GIVEN RECORDS:
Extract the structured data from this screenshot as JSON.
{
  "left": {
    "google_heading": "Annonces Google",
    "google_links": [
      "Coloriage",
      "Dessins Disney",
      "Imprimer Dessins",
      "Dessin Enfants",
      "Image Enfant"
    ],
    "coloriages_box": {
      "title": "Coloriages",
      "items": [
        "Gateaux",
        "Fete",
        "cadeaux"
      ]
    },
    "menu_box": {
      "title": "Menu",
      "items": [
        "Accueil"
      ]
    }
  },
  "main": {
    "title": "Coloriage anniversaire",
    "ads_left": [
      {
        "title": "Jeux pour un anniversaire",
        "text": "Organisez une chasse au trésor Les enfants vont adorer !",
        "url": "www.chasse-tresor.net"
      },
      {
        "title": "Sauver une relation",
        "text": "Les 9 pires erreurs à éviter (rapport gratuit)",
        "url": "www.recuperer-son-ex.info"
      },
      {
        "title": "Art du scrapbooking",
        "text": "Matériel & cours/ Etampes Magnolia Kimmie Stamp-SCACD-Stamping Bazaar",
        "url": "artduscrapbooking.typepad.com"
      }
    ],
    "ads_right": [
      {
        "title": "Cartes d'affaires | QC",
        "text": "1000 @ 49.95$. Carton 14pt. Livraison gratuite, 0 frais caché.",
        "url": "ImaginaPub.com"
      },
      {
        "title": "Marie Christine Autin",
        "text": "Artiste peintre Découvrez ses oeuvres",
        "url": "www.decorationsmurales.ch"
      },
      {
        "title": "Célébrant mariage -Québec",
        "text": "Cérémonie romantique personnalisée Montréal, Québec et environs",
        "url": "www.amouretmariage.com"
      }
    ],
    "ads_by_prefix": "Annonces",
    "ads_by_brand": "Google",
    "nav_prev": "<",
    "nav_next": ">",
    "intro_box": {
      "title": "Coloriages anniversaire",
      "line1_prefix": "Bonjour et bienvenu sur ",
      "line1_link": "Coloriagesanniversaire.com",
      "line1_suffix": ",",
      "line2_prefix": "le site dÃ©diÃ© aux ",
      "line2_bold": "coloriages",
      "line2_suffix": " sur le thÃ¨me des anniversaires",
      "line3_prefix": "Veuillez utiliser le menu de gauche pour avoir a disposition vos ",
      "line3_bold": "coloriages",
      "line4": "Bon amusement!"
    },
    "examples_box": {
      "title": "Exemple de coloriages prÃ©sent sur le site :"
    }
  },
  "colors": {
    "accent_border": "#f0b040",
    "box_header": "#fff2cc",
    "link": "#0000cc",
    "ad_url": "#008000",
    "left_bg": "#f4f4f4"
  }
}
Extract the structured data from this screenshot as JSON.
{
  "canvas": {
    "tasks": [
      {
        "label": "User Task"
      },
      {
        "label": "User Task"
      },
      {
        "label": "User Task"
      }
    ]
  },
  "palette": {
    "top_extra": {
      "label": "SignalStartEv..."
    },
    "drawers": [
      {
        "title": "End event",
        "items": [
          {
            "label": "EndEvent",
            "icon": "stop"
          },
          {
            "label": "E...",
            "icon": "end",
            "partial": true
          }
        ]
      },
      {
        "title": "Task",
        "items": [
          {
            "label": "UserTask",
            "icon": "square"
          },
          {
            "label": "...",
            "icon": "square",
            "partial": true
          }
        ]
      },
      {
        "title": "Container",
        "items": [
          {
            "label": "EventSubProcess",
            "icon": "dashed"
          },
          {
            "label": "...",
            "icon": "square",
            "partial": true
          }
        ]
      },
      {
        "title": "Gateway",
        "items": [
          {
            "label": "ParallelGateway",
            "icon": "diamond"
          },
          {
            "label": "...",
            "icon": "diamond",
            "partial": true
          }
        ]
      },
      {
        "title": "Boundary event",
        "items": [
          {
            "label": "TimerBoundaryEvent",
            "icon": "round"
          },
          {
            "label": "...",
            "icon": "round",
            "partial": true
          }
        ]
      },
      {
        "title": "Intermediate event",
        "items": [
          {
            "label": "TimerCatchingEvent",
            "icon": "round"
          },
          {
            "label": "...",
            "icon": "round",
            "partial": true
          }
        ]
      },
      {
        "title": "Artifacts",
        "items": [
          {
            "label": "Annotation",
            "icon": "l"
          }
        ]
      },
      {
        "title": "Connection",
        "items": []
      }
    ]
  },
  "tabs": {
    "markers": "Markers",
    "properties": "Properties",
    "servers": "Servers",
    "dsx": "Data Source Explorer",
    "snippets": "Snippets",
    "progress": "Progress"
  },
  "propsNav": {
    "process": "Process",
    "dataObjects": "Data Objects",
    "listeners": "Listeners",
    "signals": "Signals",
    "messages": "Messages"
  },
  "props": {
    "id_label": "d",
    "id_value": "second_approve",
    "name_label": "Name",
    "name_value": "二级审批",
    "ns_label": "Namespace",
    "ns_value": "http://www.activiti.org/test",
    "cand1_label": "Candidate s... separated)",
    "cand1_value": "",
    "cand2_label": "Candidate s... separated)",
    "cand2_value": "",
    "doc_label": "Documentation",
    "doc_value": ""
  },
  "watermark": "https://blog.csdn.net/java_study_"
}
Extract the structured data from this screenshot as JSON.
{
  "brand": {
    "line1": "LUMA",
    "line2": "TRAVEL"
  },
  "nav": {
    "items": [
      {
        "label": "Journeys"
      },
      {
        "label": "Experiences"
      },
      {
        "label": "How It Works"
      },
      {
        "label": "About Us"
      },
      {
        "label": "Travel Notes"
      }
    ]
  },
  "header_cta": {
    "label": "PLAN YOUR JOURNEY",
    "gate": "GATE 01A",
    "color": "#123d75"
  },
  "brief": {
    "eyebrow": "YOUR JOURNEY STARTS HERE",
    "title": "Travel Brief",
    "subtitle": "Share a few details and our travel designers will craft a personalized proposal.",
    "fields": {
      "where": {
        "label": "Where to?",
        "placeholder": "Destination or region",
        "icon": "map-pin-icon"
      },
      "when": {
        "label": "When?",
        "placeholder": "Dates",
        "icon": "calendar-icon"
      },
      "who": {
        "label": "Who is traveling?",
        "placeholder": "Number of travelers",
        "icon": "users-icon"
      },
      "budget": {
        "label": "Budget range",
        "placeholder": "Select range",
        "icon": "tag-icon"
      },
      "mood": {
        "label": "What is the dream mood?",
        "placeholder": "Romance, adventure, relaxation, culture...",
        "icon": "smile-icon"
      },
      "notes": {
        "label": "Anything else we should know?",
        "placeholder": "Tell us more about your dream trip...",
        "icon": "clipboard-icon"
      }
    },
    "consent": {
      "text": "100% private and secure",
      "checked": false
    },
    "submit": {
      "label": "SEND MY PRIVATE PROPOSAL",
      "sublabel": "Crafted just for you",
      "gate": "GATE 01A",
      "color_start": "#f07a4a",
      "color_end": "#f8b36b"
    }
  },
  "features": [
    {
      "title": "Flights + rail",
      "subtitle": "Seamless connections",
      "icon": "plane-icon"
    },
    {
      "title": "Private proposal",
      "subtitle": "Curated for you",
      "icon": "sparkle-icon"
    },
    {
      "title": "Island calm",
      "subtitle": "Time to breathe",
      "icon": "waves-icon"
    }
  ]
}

OBJECTIVE:
Reproduce all data above, unchanged.

ANSWER FOR THE TASK:
Extract the structured data from this screenshot as JSON.
{
  "left": {
    "google_heading": "Annonces Google",
    "google_links": [
      "Coloriage",
      "Dessins Disney",
      "Imprimer Dessins",
      "Dessin Enfants",
      "Image Enfant"
    ],
    "coloriages_box": {
      "title": "Coloriages",
      "items": [
        "Gateaux",
        "Fete",
        "cadeaux"
      ]
    },
    "menu_box": {
      "title": "Menu",
      "items": [
        "Accueil"
      ]
    }
  },
  "main": {
    "title": "Coloriage anniversaire",
    "ads_left": [
      {
        "title": "Jeux pour un anniversaire",
        "text": "Organisez une chasse au trésor Les enfants vont adorer !",
        "url": "www.chasse-tresor.net"
      },
      {
        "title": "Sauver une relation",
        "text": "Les 9 pires erreurs à éviter (rapport gratuit)",
        "url": "www.recuperer-son-ex.info"
      },
      {
        "title": "Art du scrapbooking",
        "text": "Matériel & cours/ Etampes Magnolia Kimmie Stamp-SCACD-Stamping Bazaar",
        "url": "artduscrapbooking.typepad.com"
      }
    ],
    "ads_right": [
      {
        "title": "Cartes d'affaires | QC",
        "text": "1000 @ 49.95$. Carton 14pt. Livraison gratuite, 0 frais caché.",
        "url": "ImaginaPub.com"
      },
      {
        "title": "Marie Christine Autin",
        "text": "Artiste peintre Découvrez ses oeuvres",
        "url": "www.decorationsmurales.ch"
      },
      {
        "title": "Célébrant mariage -Québec",
        "text": "Cérémonie romantique personnalisée Montréal, Québec et environs",
        "url": "www.amouretmariage.com"
      }
    ],
    "ads_by_prefix": "Annonces",
    "ads_by_brand": "Google",
    "nav_prev": "<",
    "nav_next": ">",
    "intro_box": {
      "title": "Coloriages anniversaire",
      "line1_prefix": "Bonjour et bienvenu sur ",
      "line1_link": "Coloriagesanniversaire.com",
      "line1_suffix": ",",
      "line2_prefix": "le site dÃ©diÃ© aux ",
      "line2_bold": "coloriages",
      "line2_suffix": " sur le thÃ¨me des anniversaires",
      "line3_prefix": "Veuillez utiliser le menu de gauche pour avoir a disposition vos ",
      "line3_bold": "coloriages",
      "line4": "Bon amusement!"
    },
    "examples_box": {
      "title": "Exemple de coloriages prÃ©sent sur le site :"
    }
  },
  "colors": {
    "accent_border": "#f0b040",
    "box_header": "#fff2cc",
    "link": "#0000cc",
    "ad_url": "#008000",
    "left_bg": "#f4f4f4"
  }
}
Extract the structured data from this screenshot as JSON.
{
  "canvas": {
    "tasks": [
      {
        "label": "User Task"
      },
      {
        "label": "User Task"
      },
      {
        "label": "User Task"
      }
    ]
  },
  "palette": {
    "top_extra": {
      "label": "SignalStartEv..."
    },
    "drawers": [
      {
        "title": "End event",
        "items": [
          {
            "label": "EndEvent",
            "icon": "stop"
          },
          {
            "label": "E...",
            "icon": "end",
            "partial": true
          }
        ]
      },
      {
        "title": "Task",
        "items": [
          {
            "label": "UserTask",
            "icon": "square"
          },
          {
            "label": "...",
            "icon": "square",
            "partial": true
          }
        ]
      },
      {
        "title": "Container",
        "items": [
          {
            "label": "EventSubProcess",
            "icon": "dashed"
          },
          {
            "label": "...",
            "icon": "square",
            "partial": true
          }
        ]
      },
      {
        "title": "Gateway",
        "items": [
          {
            "label": "ParallelGateway",
            "icon": "diamond"
          },
          {
            "label": "...",
            "icon": "diamond",
            "partial": true
          }
        ]
      },
      {
        "title": "Boundary event",
        "items": [
          {
            "label": "TimerBoundaryEvent",
            "icon": "round"
          },
          {
            "label": "...",
            "icon": "round",
            "partial": true
          }
        ]
      },
      {
        "title": "Intermediate event",
        "items": [
          {
            "label": "TimerCatchingEvent",
            "icon": "round"
          },
          {
            "label": "...",
            "icon": "round",
            "partial": true
          }
        ]
      },
      {
        "title": "Artifacts",
        "items": [
          {
            "label": "Annotation",
            "icon": "l"
          }
        ]
      },
      {
        "title": "Connection",
        "items": []
      }
    ]
  },
  "tabs": {
    "markers": "Markers",
    "properties": "Properties",
    "servers": "Servers",
    "dsx": "Data Source Explorer",
    "snippets": "Snippets",
    "progress": "Progress"
  },
  "propsNav": {
    "process": "Process",
    "dataObjects": "Data Objects",
    "listeners": "Listeners",
    "signals": "Signals",
    "messages": "Messages"
  },
  "props": {
    "id_label": "d",
    "id_value": "second_approve",
    "name_label": "Name",
    "name_value": "二级审批",
    "ns_label": "Namespace",
    "ns_value": "http://www.activiti.org/test",
    "cand1_label": "Candidate s... separated)",
    "cand1_value": "",
    "cand2_label": "Candidate s... separated)",
    "cand2_value": "",
    "doc_label": "Documentation",
    "doc_value": ""
  },
  "watermark": "https://blog.csdn.net/java_study_"
}
Extract the structured data from this screenshot as JSON.
{
  "brand": {
    "line1": "LUMA",
    "line2": "TRAVEL"
  },
  "nav": {
    "items": [
      {
        "label": "Journeys"
      },
      {
        "label": "Experiences"
      },
      {
        "label": "How It Works"
      },
      {
        "label": "About Us"
      },
      {
        "label": "Travel Notes"
      }
    ]
  },
  "header_cta": {
    "label": "PLAN YOUR JOURNEY",
    "gate": "GATE 01A",
    "color": "#123d75"
  },
  "brief": {
    "eyebrow": "YOUR JOURNEY STARTS HERE",
    "title": "Travel Brief",
    "subtitle": "Share a few details and our travel designers will craft a personalized proposal.",
    "fields": {
      "where": {
        "label": "Where to?",
        "placeholder": "Destination or region",
        "icon": "map-pin-icon"
      },
      "when": {
        "label": "When?",
        "placeholder": "Dates",
        "icon": "calendar-icon"
      },
      "who": {
        "label": "Who is traveling?",
        "placeholder": "Number of travelers",
        "icon": "users-icon"
      },
      "budget": {
        "label": "Budget range",
        "placeholder": "Select range",
        "icon": "tag-icon"
      },
      "mood": {
        "label": "What is the dream mood?",
        "placeholder": "Romance, adventure, relaxation, culture...",
        "icon": "smile-icon"
      },
      "notes": {
        "label": "Anything else we should know?",
        "placeholder": "Tell us more about your dream trip...",
        "icon": "clipboard-icon"
      }
    },
    "consent": {
      "text": "100% private and secure",
      "checked": false
    },
    "submit": {
      "label": "SEND MY PRIVATE PROPOSAL",
      "sublabel": "Crafted just for you",
      "gate": "GATE 01A",
      "color_start": "#f07a4a",
      "color_end": "#f8b36b"
    }
  },
  "features": [
    {
      "title": "Flights + rail",
      "subtitle": "Seamless connections",
      "icon": "plane-icon"
    },
    {
      "title": "Private proposal",
      "subtitle": "Curated for you",
      "icon": "sparkle-icon"
    },
    {
      "title": "Island calm",
      "subtitle": "Time to breathe",
      "icon": "waves-icon"
    }
  ]
}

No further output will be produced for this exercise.